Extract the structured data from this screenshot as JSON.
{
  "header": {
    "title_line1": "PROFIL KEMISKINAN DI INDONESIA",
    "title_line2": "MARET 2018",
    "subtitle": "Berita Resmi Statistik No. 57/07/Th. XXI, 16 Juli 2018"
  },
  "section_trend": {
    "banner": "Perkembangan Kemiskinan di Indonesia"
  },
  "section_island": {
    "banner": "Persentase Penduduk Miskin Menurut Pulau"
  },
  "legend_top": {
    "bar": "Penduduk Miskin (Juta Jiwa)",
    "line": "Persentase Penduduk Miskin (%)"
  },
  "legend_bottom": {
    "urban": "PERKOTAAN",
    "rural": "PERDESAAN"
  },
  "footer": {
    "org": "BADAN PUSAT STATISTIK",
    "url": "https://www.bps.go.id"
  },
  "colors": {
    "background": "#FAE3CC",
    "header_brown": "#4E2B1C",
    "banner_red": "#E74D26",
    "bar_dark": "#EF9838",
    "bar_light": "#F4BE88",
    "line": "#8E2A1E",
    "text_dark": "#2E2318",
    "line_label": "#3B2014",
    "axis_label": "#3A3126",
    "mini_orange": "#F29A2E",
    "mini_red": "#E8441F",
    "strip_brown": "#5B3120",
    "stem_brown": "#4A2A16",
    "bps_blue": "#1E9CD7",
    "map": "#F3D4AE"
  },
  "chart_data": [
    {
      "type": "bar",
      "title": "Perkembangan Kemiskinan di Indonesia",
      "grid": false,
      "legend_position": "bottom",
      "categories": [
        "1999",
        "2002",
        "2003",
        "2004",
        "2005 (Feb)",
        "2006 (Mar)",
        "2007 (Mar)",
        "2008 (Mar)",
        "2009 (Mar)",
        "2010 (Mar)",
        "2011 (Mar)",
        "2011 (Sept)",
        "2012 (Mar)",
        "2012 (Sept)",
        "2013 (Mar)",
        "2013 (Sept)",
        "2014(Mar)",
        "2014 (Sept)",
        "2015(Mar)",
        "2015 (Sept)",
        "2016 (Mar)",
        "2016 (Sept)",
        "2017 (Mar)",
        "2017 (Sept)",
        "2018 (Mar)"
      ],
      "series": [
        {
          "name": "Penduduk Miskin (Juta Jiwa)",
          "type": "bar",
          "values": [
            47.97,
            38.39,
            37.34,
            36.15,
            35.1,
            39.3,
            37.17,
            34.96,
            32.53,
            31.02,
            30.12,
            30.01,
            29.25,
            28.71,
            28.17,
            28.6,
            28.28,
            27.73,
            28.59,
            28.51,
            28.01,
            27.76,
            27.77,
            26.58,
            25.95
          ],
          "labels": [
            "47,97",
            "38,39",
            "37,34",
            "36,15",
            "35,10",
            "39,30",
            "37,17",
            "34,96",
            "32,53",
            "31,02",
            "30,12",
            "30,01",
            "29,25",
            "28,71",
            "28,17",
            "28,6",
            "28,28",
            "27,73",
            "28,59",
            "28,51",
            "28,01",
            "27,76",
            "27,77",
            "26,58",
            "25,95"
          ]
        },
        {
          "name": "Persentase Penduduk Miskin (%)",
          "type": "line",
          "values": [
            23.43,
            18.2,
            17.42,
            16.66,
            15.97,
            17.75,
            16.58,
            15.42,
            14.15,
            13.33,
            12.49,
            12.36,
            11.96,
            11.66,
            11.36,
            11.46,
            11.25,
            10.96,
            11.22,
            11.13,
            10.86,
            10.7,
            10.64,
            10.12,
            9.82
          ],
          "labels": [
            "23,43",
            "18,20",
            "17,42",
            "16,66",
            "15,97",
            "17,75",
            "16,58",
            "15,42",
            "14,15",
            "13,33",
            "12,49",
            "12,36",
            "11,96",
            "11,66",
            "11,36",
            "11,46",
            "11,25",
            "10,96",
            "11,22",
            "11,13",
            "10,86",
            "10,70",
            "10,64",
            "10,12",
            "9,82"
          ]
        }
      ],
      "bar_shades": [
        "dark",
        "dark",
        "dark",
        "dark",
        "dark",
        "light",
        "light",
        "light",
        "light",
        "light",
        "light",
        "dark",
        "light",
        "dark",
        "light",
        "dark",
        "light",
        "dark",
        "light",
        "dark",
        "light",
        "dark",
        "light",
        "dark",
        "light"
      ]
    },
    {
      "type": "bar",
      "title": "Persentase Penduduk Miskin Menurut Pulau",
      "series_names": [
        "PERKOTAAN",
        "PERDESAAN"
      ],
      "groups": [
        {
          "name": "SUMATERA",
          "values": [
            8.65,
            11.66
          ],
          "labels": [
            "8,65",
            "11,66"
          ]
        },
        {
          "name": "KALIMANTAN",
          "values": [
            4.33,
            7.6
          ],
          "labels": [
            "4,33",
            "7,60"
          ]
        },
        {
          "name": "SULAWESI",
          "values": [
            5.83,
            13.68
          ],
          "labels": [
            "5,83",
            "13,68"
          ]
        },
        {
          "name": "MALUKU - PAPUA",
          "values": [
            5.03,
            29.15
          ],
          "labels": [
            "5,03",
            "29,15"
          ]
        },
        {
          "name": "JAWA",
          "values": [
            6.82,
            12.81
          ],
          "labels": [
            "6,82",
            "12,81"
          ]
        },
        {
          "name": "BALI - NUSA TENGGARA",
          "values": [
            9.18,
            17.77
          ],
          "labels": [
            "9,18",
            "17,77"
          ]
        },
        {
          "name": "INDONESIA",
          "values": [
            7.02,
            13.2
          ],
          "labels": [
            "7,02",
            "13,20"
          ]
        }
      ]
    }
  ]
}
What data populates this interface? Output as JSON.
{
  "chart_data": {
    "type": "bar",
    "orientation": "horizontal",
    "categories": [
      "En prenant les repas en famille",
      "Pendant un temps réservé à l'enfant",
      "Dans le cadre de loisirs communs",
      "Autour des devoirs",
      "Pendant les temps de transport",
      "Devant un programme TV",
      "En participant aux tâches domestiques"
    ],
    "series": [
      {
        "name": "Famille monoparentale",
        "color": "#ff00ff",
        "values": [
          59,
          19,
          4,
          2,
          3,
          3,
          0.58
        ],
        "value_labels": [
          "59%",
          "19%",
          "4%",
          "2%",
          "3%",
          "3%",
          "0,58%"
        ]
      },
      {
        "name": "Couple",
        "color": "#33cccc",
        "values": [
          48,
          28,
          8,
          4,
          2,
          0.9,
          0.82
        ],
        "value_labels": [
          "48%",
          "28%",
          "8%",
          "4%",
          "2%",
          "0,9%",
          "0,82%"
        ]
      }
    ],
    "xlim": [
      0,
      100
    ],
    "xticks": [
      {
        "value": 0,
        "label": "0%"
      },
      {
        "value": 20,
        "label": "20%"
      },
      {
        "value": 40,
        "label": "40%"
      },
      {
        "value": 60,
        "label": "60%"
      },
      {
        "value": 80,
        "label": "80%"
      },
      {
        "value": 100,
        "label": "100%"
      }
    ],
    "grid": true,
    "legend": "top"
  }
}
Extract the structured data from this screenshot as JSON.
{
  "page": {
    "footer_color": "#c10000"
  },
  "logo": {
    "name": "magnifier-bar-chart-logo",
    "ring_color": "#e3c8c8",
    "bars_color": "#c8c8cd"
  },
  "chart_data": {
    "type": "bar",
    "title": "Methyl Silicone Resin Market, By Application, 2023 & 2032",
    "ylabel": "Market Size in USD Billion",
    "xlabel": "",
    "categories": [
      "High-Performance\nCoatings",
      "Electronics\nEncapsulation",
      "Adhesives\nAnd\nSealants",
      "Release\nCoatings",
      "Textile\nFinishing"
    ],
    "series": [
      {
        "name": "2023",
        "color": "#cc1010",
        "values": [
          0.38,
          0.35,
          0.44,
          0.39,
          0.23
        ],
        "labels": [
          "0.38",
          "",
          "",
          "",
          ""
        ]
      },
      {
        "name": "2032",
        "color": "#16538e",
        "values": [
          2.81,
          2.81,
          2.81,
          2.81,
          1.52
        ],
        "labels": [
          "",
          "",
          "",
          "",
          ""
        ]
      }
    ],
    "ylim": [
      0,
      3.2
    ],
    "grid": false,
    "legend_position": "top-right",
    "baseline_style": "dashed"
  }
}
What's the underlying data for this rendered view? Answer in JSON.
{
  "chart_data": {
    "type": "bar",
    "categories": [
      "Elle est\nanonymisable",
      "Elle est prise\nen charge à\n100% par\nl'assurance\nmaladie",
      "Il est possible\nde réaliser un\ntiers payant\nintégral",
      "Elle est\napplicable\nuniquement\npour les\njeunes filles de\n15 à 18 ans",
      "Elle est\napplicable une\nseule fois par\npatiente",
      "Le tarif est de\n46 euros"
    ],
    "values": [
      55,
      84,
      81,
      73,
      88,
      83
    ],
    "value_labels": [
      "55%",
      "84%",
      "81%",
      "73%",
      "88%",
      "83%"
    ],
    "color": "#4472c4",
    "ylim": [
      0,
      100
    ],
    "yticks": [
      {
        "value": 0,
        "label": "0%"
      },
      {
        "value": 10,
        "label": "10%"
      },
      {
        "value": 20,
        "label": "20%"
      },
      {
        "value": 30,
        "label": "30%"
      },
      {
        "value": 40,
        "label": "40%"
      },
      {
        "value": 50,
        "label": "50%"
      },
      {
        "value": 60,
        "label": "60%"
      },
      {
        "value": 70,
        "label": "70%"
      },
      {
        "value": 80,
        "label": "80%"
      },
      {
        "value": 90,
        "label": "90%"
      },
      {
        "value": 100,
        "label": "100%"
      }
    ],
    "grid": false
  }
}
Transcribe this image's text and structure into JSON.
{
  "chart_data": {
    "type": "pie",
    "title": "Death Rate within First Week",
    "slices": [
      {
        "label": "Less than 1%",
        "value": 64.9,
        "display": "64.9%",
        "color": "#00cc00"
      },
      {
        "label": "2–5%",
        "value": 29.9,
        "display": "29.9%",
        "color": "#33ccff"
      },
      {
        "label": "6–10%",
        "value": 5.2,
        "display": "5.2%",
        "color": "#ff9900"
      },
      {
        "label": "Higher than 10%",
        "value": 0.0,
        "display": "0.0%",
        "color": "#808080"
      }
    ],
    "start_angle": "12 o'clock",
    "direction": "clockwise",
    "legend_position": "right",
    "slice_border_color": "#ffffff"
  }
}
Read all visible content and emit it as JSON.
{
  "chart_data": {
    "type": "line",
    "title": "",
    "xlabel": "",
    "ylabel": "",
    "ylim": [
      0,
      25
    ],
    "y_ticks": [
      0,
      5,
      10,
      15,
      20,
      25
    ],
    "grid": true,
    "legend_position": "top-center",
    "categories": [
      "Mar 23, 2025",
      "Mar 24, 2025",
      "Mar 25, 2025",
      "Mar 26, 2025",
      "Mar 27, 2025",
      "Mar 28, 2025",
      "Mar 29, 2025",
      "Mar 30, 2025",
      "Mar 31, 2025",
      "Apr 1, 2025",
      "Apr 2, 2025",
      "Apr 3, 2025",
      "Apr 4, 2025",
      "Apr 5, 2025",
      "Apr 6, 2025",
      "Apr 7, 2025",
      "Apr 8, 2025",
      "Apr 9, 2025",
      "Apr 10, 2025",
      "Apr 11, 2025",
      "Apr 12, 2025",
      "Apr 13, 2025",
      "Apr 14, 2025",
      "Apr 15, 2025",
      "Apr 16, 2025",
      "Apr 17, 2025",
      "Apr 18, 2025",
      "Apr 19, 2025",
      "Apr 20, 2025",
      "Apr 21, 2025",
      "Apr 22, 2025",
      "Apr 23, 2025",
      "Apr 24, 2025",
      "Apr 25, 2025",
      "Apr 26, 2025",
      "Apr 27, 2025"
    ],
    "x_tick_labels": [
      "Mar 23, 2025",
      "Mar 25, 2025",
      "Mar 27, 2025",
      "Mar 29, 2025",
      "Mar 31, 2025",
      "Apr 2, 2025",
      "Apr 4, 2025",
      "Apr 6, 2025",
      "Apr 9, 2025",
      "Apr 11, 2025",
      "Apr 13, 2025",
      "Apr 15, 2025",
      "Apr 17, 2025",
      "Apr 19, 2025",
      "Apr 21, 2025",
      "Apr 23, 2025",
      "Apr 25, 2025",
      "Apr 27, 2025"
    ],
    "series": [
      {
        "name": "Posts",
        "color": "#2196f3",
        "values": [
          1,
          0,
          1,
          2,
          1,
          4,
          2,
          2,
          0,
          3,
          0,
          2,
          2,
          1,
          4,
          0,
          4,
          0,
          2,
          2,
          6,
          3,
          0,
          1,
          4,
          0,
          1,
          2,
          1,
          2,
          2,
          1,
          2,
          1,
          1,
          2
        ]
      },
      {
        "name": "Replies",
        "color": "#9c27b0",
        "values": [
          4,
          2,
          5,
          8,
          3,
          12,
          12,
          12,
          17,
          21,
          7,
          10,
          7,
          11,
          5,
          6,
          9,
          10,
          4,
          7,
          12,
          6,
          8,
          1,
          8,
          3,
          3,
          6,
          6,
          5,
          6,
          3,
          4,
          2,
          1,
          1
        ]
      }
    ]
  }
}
=-=-=
▶ [Aim of the task]
Across the material above, how many lines include the string "Jiwa"? Only the number is wanted.

▶ [Solution]
2